**Given task**
Every line with the word "coordinate" in it should be extracted from the data that follows.

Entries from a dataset
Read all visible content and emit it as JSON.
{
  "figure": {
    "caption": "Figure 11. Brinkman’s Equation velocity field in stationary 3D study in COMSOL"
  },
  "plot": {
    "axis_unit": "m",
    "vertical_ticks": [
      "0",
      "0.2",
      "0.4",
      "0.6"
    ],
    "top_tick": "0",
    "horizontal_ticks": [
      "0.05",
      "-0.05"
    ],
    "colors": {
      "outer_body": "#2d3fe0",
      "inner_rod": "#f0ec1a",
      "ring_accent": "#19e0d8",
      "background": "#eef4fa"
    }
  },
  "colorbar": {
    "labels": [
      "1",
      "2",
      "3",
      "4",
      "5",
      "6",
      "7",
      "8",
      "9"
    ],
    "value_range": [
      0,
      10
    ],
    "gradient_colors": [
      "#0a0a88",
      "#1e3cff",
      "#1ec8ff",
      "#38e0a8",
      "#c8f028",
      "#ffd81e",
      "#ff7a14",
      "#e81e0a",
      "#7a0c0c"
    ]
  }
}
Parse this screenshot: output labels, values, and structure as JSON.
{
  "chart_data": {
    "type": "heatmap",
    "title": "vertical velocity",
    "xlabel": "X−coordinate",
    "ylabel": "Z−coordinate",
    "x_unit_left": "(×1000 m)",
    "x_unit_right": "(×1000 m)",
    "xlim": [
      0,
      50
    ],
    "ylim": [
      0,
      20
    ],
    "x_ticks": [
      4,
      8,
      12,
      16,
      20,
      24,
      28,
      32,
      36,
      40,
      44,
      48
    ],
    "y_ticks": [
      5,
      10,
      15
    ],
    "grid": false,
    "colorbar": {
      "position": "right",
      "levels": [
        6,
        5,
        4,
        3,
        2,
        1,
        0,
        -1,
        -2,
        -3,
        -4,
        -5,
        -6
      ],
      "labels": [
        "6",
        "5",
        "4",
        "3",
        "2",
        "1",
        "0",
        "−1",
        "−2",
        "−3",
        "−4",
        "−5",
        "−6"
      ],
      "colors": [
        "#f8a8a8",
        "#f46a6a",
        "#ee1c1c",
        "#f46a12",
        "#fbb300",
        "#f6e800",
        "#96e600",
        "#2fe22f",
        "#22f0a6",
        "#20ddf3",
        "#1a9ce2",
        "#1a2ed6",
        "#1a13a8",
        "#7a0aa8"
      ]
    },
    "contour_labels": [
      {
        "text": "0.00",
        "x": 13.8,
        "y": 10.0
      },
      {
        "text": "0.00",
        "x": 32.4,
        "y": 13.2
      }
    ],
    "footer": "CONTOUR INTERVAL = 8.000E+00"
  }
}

**Response**
    "xlabel": "X−coordinate",
    "ylabel": "Z−coordinate",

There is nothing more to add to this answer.